● Rows:
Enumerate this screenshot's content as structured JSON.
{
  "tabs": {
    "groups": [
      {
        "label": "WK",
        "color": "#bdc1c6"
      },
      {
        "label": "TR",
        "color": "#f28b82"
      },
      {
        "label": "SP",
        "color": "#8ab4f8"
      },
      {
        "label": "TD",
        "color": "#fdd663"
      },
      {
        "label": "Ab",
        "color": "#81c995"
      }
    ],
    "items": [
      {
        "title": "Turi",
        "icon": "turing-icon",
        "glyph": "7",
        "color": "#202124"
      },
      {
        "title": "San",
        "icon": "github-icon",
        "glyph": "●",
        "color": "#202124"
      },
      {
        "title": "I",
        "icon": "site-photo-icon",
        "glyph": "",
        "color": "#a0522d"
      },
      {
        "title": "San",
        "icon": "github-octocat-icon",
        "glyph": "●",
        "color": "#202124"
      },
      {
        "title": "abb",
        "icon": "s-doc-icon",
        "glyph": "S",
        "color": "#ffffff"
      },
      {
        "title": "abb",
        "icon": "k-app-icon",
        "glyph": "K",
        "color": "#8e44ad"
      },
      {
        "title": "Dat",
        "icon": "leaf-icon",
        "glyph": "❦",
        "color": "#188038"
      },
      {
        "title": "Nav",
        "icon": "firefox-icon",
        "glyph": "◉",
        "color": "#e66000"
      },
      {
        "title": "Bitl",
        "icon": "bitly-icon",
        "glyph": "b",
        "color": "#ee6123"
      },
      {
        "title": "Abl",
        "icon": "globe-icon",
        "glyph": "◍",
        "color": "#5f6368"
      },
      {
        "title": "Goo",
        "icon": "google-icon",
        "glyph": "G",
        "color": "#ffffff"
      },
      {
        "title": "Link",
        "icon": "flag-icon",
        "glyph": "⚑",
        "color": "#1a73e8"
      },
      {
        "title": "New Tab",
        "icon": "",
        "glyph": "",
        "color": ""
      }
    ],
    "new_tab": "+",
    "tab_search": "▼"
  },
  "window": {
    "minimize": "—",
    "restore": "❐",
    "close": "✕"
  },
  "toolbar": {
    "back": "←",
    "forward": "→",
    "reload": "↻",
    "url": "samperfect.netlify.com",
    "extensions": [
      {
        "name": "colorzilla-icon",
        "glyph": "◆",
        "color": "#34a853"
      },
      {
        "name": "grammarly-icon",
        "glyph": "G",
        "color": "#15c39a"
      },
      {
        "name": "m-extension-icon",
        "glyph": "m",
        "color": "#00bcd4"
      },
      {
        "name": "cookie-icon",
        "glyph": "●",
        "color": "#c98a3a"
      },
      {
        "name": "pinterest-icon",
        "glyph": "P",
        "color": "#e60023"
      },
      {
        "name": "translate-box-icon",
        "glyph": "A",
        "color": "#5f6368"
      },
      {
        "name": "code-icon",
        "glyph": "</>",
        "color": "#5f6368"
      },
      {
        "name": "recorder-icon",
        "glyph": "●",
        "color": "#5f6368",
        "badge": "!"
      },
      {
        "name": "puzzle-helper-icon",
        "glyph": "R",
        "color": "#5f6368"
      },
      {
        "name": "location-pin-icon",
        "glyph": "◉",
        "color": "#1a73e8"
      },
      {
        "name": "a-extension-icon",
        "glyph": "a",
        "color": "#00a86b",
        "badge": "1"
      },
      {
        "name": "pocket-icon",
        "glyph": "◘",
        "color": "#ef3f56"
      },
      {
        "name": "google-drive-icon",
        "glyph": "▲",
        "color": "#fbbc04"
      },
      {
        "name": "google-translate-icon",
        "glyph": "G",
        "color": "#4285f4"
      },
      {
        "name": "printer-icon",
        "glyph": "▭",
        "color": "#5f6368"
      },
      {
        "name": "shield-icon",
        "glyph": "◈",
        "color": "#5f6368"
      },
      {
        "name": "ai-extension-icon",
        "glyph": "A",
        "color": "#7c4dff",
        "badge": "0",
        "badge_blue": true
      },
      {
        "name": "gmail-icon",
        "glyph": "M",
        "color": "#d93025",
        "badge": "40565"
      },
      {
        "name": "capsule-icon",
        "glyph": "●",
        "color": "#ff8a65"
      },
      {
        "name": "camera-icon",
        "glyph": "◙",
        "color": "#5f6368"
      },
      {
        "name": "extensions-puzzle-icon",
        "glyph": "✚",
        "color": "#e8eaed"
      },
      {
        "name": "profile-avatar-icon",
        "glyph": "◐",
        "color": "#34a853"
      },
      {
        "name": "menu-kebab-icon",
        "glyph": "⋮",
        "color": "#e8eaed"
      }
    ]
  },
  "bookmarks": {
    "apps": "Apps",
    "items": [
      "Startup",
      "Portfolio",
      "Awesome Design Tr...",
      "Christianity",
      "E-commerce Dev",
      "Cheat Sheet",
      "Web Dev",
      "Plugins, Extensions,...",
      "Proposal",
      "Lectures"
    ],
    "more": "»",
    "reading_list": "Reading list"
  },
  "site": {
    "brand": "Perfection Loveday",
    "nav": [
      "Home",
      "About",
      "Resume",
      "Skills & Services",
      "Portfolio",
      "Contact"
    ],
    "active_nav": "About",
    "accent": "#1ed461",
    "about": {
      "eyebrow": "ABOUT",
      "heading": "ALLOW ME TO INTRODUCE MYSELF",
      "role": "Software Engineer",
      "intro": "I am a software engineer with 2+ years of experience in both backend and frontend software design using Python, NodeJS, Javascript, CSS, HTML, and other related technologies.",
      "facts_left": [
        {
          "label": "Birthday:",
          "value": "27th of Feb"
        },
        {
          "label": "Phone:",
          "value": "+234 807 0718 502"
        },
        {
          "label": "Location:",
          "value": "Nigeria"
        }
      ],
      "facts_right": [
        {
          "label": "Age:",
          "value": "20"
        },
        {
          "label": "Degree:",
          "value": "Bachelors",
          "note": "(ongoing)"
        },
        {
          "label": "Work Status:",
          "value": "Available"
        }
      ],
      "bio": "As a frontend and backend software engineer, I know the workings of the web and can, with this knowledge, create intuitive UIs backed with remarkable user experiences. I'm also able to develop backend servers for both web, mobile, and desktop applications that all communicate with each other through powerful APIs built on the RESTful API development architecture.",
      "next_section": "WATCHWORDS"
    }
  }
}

● Set problem: Pull every line holding "other" out of the records.

● Exercise answer:
      "intro": "I am a software engineer with 2+ years of experience in both backend and frontend software design using Python, NodeJS, Javascript, CSS, HTML, and other related technologies.",
      "bio": "As a frontend and backend software engineer, I know the workings of the web and can, with this knowledge, create intuitive UIs backed with remarkable user experiences. I'm also able to develop backend servers for both web, mobile, and desktop applications that all communicate with each other through powerful APIs built on the RESTful API development architecture.",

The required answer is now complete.